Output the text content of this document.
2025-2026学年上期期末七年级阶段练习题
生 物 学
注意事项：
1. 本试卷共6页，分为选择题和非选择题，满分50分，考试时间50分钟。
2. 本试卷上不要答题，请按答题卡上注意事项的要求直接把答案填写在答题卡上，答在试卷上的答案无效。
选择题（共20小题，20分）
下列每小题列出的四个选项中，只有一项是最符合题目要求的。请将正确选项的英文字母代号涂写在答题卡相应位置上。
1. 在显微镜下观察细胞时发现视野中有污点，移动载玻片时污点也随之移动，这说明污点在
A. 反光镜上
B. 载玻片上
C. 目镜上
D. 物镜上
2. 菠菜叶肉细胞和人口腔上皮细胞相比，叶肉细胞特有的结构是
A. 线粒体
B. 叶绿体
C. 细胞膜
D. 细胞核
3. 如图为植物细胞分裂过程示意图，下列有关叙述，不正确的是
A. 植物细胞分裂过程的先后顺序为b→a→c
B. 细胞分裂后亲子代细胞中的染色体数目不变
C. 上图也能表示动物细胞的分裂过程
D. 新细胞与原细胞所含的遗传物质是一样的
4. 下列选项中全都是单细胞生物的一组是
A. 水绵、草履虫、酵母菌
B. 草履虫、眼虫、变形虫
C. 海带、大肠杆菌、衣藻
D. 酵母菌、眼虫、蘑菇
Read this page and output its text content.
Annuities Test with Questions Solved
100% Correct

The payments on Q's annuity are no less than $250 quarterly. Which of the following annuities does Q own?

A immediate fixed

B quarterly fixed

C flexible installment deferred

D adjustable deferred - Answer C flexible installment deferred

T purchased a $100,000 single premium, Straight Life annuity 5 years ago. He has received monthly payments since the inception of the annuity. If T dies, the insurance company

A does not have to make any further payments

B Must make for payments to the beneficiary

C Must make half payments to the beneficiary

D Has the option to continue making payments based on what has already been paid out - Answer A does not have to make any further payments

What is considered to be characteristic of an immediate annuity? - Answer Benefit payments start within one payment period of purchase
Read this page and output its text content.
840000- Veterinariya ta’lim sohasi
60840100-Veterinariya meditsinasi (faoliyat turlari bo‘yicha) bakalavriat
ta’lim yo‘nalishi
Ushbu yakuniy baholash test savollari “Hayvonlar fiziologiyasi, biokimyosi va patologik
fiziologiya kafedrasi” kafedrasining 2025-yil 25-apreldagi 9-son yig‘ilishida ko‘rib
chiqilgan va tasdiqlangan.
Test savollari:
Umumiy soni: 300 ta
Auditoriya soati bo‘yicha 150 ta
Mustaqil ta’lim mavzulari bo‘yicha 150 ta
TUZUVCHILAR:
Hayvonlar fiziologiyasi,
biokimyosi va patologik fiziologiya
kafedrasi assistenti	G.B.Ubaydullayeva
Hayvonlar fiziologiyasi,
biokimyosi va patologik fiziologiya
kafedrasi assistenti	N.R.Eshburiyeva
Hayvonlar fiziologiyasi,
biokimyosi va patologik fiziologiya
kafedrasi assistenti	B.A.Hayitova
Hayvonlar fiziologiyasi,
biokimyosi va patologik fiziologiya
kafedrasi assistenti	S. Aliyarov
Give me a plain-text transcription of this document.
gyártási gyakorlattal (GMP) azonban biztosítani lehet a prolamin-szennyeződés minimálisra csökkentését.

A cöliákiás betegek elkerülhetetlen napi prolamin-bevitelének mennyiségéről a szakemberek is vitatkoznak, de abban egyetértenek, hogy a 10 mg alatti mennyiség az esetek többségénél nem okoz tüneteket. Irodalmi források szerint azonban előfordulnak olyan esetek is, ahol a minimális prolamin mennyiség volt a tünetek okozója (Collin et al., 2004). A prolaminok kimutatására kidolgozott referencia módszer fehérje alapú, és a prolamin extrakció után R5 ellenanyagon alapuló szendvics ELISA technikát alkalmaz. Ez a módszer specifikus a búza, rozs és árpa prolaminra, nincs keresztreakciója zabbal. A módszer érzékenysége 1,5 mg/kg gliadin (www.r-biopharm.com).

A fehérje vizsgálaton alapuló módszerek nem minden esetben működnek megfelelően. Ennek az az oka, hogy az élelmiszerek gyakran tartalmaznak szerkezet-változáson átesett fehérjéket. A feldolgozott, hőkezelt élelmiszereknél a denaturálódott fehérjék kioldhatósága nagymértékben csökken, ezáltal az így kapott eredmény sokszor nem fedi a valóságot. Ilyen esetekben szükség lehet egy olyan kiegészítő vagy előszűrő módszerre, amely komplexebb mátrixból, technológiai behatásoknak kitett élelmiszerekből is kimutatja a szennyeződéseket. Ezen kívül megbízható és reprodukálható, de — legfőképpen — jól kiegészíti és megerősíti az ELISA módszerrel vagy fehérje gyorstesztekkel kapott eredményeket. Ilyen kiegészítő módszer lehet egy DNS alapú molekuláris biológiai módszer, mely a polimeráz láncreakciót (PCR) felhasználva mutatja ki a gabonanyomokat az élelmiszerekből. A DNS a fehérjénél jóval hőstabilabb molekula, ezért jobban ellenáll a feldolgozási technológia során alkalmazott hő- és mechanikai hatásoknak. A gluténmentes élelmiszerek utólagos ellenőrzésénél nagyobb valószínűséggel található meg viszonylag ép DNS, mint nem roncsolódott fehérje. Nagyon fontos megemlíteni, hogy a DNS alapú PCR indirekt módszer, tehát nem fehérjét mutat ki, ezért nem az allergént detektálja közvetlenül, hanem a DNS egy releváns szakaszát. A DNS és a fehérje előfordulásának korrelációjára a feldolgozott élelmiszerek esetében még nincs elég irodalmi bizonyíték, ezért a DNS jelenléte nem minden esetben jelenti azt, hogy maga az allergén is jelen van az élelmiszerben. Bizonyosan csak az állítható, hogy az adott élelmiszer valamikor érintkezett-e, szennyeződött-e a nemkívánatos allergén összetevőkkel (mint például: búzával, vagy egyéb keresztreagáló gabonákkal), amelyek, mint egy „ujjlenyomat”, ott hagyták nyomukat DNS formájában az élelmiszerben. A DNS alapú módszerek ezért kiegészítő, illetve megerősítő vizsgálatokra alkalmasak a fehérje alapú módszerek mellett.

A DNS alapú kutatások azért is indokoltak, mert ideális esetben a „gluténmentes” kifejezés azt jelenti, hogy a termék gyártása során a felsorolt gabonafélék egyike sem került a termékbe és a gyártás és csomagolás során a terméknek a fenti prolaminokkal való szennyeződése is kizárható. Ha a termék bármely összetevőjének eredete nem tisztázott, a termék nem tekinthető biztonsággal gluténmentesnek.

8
* * *
WRITTEN TASK: Above are some records. Count the lines among them with the word "kafedrasi", and answer with the number only.

CORRECT OUTPUT: 5